+++ DATA TO PROCESS +++

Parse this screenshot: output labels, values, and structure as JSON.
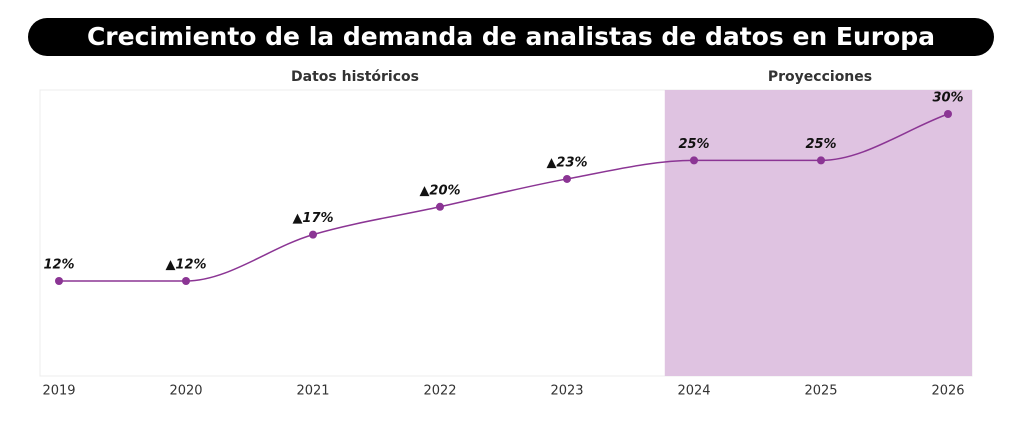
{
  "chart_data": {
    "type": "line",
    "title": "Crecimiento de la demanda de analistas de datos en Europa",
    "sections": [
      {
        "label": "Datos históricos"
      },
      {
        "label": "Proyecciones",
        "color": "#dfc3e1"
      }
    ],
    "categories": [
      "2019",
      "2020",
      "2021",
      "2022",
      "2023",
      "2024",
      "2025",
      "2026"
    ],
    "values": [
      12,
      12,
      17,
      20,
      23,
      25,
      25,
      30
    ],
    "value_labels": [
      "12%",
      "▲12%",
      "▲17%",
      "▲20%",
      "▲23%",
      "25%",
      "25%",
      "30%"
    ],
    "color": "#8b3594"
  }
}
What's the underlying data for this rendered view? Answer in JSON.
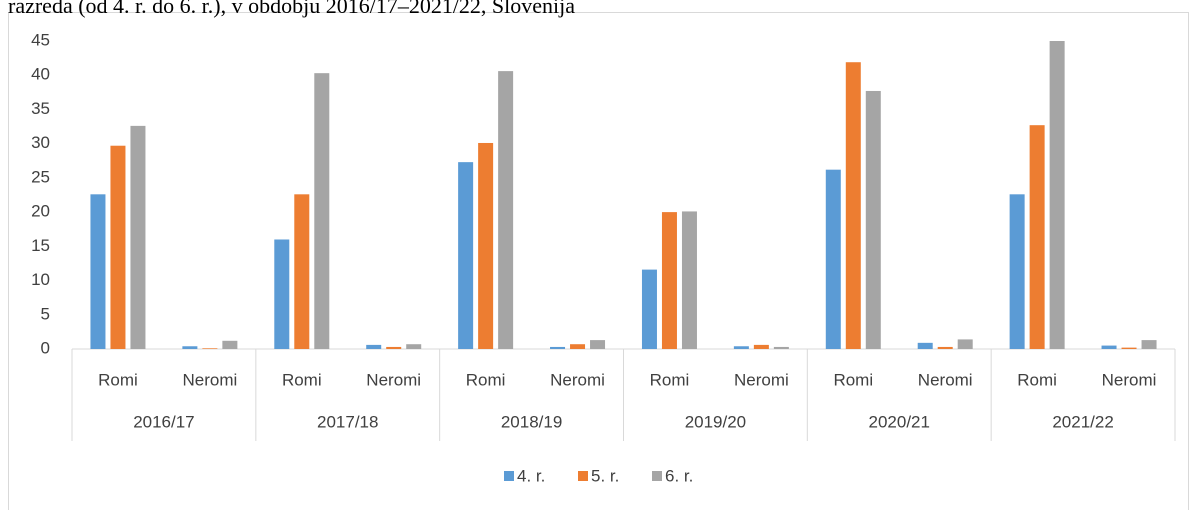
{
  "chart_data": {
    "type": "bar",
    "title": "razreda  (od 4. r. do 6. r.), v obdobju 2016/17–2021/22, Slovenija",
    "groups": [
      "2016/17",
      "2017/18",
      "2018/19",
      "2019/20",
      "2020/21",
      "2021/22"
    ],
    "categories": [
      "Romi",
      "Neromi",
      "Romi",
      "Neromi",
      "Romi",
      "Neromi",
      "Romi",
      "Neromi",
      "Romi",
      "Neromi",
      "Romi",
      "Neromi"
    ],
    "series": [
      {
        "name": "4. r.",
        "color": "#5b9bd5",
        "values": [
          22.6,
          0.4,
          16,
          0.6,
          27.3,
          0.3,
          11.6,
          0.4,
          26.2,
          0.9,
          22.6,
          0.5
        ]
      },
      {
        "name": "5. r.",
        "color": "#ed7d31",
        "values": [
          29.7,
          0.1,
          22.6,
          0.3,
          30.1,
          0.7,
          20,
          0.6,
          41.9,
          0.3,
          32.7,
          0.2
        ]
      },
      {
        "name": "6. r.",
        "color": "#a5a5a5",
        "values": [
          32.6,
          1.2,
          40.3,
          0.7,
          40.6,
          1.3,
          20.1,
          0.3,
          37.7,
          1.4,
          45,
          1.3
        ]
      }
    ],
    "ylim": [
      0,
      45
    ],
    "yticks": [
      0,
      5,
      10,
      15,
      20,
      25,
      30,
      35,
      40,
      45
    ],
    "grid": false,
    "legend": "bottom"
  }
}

+++
+++ DATA TO PROCESS +++

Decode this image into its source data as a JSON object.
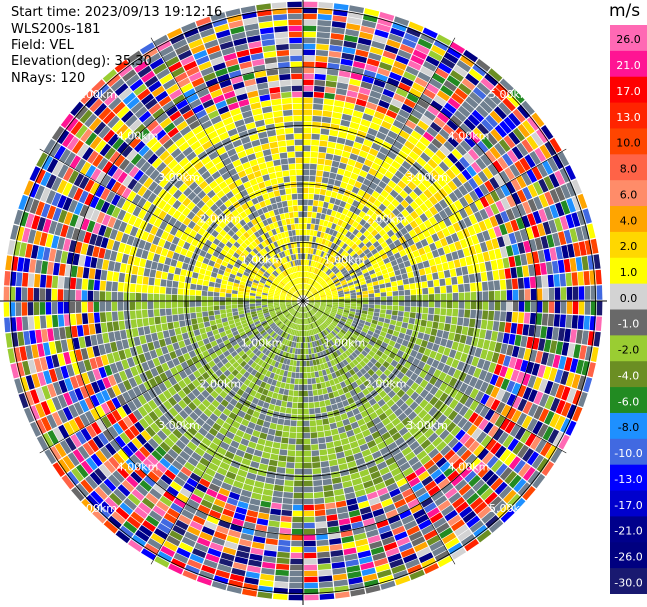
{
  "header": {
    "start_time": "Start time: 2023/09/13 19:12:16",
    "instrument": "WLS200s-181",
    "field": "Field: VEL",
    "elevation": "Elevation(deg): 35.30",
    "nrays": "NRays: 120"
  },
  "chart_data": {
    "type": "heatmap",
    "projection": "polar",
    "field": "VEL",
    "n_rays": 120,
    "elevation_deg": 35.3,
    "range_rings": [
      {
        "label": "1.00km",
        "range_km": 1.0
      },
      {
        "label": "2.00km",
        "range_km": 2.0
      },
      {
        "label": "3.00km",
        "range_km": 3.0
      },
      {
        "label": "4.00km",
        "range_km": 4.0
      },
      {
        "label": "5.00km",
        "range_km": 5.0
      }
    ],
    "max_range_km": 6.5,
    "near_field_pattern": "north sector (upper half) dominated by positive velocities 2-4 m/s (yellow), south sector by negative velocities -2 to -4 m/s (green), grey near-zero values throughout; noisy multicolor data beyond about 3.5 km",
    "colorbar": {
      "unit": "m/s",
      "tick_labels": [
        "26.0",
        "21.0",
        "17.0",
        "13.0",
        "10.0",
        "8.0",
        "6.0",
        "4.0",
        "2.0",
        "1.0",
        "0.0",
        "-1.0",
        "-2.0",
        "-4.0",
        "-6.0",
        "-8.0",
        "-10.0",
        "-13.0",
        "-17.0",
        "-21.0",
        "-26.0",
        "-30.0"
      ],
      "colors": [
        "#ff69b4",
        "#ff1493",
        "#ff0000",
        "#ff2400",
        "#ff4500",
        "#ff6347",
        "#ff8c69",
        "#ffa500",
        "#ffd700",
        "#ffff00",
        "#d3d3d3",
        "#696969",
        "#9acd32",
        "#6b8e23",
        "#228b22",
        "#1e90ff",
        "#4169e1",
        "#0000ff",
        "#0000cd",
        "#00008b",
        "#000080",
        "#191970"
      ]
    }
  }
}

+++
+++ DATA TO PROCESS +++

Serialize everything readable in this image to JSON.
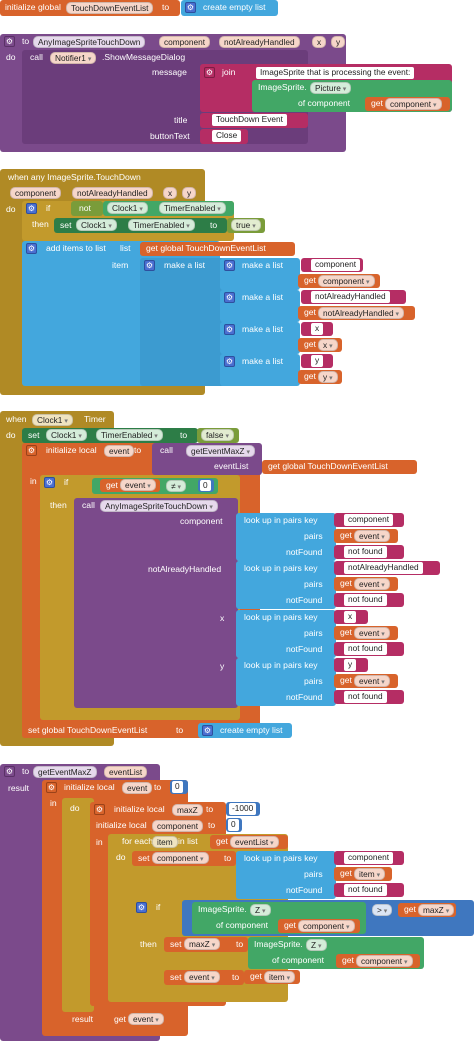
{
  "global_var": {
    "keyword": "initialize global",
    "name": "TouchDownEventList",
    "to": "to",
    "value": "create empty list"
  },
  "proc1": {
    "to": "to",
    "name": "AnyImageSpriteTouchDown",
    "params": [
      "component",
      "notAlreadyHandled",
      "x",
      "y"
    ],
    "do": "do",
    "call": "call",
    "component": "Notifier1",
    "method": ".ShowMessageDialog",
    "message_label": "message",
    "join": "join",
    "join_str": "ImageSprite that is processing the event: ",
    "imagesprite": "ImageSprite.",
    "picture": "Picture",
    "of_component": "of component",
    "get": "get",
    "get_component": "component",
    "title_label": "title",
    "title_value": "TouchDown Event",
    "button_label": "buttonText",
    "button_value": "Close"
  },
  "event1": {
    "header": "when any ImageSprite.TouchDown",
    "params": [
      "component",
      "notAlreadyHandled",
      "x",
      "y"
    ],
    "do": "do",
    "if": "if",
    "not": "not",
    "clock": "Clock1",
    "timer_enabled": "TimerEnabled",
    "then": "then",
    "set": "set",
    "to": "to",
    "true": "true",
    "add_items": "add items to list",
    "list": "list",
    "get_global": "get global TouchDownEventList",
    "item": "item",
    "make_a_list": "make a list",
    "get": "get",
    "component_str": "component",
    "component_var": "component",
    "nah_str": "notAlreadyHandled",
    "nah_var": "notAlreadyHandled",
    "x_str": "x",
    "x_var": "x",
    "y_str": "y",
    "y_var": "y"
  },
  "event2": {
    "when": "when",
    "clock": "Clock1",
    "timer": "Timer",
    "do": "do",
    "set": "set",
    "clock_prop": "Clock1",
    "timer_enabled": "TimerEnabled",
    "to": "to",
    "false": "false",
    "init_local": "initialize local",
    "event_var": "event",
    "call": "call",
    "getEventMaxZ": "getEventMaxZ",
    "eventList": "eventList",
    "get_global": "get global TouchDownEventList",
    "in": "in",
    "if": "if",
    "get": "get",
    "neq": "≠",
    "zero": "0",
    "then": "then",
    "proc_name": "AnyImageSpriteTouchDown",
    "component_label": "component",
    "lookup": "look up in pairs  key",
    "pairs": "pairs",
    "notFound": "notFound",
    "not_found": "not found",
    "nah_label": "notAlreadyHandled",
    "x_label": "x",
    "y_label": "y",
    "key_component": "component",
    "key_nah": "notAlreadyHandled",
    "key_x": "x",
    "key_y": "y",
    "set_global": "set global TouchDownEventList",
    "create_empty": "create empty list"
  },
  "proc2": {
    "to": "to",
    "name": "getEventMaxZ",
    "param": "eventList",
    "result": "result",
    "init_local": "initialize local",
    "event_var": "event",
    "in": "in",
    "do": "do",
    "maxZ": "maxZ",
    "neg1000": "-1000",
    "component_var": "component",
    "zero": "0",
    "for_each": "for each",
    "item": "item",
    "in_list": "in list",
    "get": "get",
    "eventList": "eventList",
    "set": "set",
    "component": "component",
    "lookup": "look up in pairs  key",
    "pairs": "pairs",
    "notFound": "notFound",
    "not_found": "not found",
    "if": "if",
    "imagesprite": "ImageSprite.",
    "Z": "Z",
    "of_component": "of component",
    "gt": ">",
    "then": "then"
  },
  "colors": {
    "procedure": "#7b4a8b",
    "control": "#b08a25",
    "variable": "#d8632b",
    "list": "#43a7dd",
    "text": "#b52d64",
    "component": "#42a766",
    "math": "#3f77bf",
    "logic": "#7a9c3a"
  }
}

+++

- WORK TO BE COMPLETED
Which lines include the word "header"? List them all.

- PROBLEM SOLUTION
  "header": {
    "header": "when any ImageSprite.TouchDown",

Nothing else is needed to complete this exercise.